>> START Data for this exercise

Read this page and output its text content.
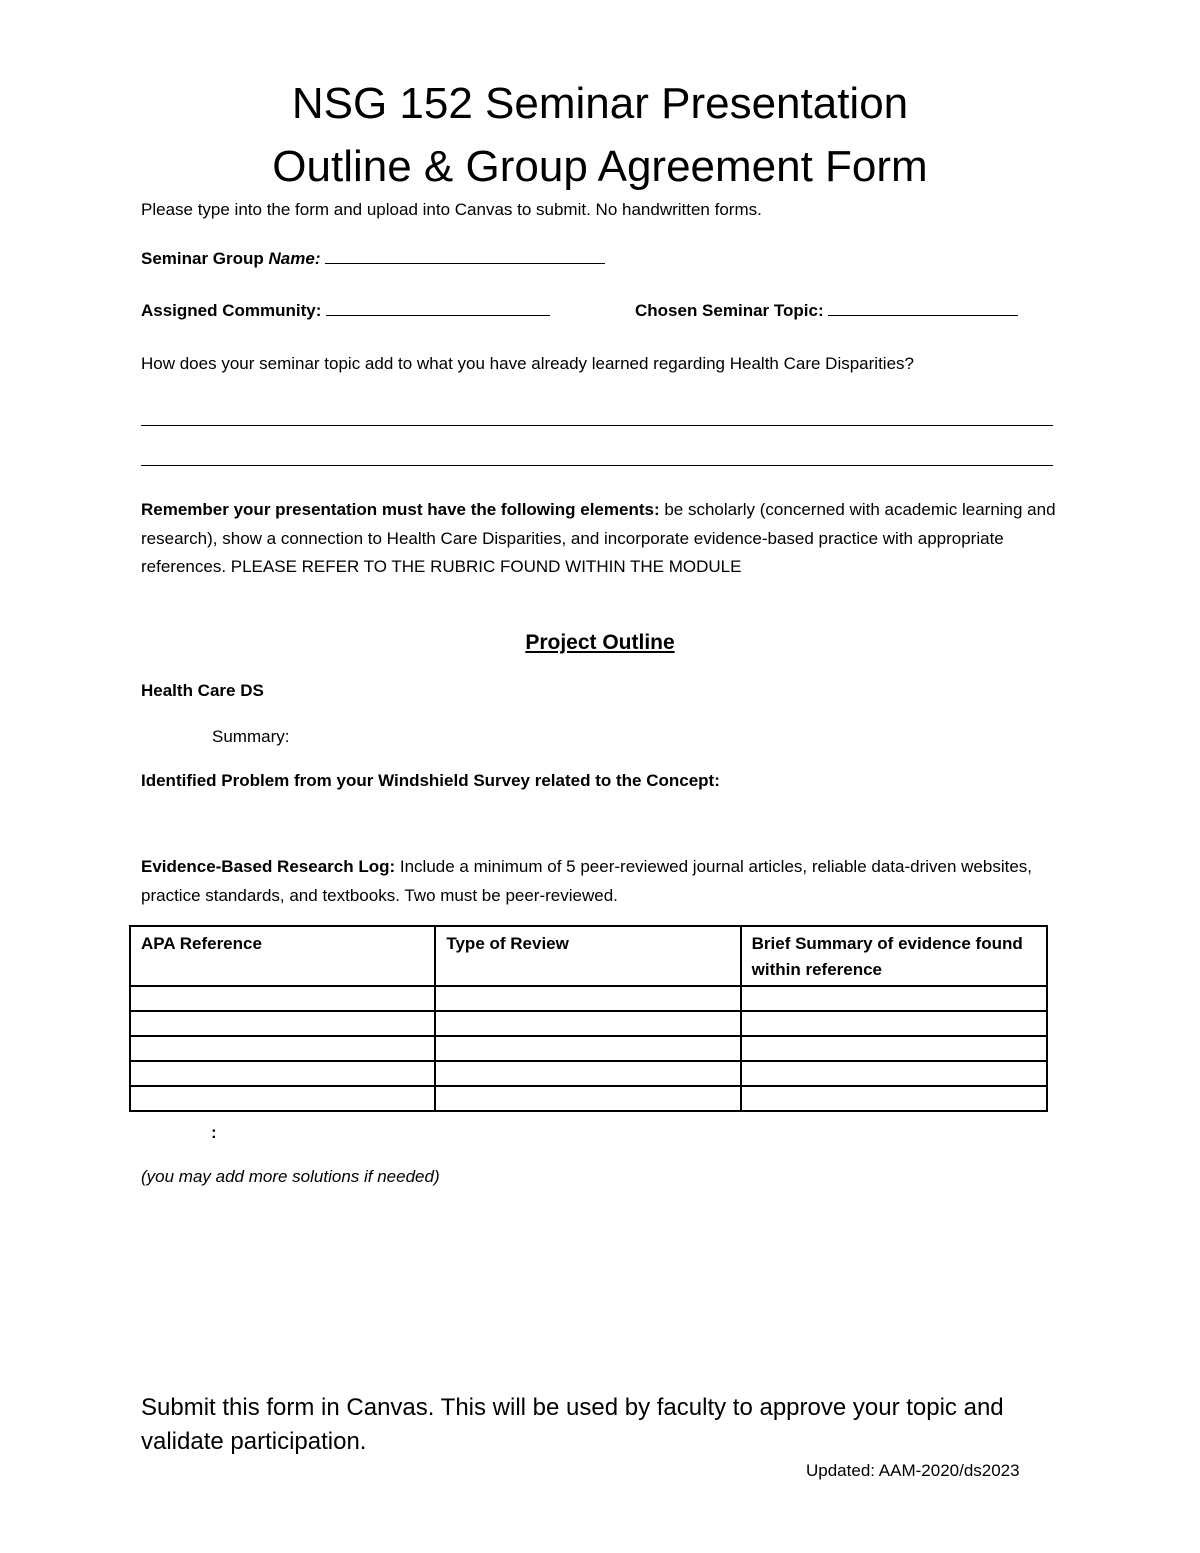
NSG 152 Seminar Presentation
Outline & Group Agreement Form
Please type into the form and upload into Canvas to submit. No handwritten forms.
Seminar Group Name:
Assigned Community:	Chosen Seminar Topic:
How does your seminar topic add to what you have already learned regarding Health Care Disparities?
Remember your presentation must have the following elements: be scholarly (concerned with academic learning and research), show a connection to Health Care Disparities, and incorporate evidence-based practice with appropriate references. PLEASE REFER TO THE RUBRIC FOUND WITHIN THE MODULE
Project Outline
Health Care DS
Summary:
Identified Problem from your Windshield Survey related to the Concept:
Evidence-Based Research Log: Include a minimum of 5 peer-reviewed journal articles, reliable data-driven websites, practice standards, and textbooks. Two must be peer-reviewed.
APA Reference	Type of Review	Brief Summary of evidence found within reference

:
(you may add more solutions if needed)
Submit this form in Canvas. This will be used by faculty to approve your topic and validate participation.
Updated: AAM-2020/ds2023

>> END Data for this exercise

| Objective |
In the entries above, identify every line with the word "Outline". Copy those lines.

| Full answer |
Outline & Group Agreement Form
Project Outline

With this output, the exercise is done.